== DATA FOR THE TASK
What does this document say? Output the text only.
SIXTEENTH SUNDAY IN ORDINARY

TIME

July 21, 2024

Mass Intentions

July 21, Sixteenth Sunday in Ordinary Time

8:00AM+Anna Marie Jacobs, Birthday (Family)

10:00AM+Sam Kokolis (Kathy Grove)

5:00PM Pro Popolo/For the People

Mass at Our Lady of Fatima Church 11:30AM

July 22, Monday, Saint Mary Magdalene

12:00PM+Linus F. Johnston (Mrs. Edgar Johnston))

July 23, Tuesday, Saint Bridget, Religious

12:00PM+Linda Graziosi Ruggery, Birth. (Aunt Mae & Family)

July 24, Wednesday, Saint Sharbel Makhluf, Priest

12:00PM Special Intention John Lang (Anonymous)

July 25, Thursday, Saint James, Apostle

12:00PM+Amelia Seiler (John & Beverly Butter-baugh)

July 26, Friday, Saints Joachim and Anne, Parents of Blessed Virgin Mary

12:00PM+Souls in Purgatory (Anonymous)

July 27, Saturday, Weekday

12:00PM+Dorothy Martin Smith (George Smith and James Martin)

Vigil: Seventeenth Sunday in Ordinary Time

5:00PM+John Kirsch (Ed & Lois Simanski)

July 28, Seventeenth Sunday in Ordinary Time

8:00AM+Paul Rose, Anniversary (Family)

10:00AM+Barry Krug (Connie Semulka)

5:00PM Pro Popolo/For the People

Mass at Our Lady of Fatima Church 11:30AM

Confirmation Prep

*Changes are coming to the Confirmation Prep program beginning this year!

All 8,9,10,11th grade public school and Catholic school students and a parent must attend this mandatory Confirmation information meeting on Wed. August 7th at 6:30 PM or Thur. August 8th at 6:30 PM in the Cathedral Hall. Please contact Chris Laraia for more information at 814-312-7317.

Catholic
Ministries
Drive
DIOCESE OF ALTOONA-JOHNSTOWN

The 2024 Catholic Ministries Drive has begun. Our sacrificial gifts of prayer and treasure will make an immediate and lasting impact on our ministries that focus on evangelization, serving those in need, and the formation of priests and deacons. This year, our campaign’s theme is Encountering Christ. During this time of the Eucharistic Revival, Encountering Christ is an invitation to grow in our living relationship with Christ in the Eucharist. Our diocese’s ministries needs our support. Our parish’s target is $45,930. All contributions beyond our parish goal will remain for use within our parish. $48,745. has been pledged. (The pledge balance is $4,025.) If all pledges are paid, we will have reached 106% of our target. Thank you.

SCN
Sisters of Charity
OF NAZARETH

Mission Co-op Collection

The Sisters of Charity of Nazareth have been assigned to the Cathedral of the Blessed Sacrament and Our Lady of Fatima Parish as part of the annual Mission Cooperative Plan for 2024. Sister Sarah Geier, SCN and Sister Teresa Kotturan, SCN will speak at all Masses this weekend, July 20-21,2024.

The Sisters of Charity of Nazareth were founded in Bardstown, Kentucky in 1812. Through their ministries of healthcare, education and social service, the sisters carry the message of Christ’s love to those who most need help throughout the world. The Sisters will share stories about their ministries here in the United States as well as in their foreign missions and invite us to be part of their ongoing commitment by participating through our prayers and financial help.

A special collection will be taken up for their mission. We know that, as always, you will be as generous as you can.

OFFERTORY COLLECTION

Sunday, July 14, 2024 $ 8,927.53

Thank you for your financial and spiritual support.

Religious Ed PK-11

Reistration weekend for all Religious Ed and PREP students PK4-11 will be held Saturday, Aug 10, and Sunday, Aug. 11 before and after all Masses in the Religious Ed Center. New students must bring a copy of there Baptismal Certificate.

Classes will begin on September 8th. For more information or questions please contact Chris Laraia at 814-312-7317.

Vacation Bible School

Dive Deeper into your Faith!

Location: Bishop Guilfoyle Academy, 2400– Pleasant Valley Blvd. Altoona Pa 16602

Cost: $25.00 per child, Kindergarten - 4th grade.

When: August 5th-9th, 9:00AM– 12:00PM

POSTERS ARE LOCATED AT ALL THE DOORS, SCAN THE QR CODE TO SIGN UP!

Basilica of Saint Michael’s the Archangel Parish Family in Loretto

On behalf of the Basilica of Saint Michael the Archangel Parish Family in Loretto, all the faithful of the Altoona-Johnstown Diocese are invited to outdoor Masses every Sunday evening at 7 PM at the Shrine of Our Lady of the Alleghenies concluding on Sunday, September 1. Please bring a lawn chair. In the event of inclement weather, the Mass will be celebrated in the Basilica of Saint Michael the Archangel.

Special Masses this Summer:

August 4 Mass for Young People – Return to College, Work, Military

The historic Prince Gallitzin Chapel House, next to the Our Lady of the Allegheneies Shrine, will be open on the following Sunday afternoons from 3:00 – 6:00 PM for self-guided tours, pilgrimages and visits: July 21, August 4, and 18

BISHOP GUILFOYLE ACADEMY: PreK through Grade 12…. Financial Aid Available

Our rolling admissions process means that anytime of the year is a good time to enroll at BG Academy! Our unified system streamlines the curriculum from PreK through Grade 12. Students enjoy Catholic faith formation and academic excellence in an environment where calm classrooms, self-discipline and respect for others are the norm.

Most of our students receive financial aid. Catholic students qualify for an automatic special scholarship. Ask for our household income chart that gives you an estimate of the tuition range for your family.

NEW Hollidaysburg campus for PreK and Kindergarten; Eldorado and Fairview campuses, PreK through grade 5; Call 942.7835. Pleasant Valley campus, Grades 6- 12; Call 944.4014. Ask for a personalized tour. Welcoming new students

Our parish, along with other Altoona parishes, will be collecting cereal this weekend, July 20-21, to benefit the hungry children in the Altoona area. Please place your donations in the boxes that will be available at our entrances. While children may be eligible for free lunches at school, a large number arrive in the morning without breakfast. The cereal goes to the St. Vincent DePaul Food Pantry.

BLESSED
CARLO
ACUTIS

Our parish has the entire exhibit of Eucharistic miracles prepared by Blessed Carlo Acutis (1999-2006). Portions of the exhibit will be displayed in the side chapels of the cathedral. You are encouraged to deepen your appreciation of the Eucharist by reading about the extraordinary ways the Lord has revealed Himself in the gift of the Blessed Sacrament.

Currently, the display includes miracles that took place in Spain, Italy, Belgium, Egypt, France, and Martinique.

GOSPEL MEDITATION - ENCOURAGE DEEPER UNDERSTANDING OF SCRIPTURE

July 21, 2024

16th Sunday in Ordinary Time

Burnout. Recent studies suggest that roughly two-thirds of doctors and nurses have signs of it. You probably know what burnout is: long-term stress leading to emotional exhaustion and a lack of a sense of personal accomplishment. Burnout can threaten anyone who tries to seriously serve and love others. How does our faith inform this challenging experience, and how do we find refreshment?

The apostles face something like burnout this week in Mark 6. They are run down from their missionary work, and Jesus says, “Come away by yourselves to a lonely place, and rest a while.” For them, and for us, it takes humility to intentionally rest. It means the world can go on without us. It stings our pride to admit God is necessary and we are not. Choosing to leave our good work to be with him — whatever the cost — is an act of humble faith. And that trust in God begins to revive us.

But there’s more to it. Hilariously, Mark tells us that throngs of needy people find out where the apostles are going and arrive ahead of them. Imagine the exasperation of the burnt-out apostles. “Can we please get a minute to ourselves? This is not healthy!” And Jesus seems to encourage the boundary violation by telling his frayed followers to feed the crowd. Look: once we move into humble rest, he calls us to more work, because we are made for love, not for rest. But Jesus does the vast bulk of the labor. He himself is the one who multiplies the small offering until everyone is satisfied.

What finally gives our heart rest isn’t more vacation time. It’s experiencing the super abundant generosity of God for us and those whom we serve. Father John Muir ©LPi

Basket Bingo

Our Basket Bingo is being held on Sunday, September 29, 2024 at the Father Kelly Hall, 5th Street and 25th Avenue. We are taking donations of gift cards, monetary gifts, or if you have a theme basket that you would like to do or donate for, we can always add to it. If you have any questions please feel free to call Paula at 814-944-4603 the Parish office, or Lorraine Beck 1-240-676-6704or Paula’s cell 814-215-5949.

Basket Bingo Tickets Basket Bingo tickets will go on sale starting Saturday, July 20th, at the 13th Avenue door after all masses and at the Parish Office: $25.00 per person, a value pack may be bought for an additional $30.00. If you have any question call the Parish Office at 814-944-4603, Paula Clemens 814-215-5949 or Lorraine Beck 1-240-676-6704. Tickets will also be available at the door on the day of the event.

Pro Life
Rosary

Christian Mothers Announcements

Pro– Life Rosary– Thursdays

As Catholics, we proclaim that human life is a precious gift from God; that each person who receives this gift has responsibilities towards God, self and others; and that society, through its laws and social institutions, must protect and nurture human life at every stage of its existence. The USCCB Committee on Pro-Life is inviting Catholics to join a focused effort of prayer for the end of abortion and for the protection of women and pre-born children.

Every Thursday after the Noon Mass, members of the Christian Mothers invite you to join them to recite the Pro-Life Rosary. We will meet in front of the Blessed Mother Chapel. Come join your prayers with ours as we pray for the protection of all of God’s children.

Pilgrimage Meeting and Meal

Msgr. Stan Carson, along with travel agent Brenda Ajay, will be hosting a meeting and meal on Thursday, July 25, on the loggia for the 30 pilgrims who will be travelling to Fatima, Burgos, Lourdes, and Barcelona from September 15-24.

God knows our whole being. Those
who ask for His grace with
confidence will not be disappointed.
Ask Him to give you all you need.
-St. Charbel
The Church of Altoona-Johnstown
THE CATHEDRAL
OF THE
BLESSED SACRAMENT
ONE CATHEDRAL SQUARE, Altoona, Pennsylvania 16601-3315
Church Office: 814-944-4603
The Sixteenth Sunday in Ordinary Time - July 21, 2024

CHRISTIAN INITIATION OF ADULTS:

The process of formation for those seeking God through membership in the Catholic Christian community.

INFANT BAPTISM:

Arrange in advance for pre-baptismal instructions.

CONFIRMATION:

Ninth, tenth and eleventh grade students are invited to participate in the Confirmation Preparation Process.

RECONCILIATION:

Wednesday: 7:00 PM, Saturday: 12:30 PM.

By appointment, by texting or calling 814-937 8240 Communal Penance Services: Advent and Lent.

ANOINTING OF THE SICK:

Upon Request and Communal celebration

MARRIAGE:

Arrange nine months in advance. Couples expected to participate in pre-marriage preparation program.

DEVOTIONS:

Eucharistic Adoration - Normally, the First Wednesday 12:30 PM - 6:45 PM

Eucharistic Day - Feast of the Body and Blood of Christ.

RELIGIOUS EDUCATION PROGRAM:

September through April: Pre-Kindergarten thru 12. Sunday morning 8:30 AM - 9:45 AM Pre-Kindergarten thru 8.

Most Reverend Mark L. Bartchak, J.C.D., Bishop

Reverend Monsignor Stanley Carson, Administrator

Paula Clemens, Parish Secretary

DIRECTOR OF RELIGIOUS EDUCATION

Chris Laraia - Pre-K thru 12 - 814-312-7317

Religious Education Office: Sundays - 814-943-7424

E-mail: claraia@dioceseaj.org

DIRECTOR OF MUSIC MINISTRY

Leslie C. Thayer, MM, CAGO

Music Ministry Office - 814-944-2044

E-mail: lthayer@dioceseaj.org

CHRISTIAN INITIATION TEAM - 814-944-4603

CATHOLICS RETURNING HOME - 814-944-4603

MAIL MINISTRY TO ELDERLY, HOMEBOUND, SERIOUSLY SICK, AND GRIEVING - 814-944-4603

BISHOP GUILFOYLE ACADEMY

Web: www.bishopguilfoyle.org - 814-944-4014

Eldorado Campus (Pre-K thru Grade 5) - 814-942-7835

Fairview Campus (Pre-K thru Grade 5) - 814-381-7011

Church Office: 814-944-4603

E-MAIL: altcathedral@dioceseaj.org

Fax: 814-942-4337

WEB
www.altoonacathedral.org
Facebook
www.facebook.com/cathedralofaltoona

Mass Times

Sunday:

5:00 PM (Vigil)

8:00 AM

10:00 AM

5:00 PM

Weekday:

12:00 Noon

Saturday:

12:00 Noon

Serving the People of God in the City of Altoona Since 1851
====
* **INSTRUCTIONS FOR THE TASK**
Your task is to collect every line above that contains the word "Arrange".

* **EXPECTED ANSWER**
Arrange in advance for pre-baptismal instructions.
Arrange nine months in advance. Couples expected to participate in pre-marriage preparation program.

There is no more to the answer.